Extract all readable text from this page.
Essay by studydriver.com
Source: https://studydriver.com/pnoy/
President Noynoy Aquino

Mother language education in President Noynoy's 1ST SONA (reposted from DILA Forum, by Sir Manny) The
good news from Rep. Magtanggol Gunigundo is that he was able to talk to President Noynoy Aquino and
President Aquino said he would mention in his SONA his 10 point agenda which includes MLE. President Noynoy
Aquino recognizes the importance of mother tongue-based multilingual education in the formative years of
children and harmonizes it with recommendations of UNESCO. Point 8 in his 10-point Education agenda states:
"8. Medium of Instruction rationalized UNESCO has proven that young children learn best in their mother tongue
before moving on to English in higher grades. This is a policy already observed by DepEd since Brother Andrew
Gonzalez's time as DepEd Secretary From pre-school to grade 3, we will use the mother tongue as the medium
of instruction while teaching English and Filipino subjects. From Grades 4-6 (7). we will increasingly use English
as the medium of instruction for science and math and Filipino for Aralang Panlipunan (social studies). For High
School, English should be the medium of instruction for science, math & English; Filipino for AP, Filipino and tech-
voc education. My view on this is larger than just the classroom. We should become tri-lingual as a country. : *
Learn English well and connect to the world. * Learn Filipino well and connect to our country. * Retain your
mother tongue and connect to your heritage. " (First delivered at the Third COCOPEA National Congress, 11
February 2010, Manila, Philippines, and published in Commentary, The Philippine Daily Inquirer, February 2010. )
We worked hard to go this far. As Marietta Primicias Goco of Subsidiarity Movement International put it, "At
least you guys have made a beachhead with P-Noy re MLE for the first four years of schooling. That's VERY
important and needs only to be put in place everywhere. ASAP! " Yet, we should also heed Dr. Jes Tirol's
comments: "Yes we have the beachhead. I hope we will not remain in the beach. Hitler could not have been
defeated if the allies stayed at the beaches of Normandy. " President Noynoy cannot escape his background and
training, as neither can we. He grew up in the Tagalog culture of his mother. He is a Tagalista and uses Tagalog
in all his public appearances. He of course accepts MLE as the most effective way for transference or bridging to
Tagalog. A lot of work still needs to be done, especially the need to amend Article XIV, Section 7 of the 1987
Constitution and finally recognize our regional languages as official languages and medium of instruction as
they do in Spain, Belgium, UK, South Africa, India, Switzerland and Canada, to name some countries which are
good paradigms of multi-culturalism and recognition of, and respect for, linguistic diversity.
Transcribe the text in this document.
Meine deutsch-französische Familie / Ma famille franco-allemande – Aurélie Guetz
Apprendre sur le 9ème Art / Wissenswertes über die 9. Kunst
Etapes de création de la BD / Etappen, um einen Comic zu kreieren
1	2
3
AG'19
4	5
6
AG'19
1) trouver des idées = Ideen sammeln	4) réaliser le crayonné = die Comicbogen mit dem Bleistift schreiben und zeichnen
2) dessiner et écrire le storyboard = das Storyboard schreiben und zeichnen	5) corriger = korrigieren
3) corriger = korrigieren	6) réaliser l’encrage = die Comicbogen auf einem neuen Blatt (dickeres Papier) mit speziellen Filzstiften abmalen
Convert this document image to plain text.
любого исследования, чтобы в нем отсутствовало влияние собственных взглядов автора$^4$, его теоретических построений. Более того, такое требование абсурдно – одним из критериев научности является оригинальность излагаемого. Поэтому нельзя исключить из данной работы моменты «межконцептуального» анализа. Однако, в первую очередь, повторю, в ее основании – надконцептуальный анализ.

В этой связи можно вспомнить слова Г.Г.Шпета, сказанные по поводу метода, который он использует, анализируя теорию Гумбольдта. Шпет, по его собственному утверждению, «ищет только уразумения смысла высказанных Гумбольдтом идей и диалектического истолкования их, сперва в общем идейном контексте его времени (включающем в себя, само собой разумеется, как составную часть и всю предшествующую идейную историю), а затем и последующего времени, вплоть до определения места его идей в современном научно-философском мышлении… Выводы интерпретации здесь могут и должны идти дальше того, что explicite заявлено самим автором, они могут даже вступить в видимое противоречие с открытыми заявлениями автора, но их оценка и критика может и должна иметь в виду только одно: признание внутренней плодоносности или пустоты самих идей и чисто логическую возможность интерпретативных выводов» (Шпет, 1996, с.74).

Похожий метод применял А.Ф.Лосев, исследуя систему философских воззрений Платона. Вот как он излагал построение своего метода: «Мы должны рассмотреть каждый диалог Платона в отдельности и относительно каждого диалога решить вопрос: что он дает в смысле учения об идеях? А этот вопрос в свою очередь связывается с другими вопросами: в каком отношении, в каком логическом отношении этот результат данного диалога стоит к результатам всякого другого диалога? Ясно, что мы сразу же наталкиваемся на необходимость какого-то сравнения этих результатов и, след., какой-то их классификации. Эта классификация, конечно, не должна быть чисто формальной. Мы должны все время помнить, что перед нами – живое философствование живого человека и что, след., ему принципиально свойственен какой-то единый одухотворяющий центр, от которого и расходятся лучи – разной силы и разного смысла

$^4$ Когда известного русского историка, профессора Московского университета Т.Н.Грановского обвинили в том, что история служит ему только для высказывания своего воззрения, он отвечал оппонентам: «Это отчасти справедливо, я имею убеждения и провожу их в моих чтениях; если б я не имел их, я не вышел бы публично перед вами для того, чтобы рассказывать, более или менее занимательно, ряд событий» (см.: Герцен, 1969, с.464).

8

AIM — Where a line of the material above holds the string "have", copy that line.

SOLUTION FOR THIS TASK —
least you guys have made a beachhead with P-Noy re MLE for the first four years of schooling. That's VERY
comments: "Yes we have the beachhead. I hope we will not remain in the beach. Hitler could not have been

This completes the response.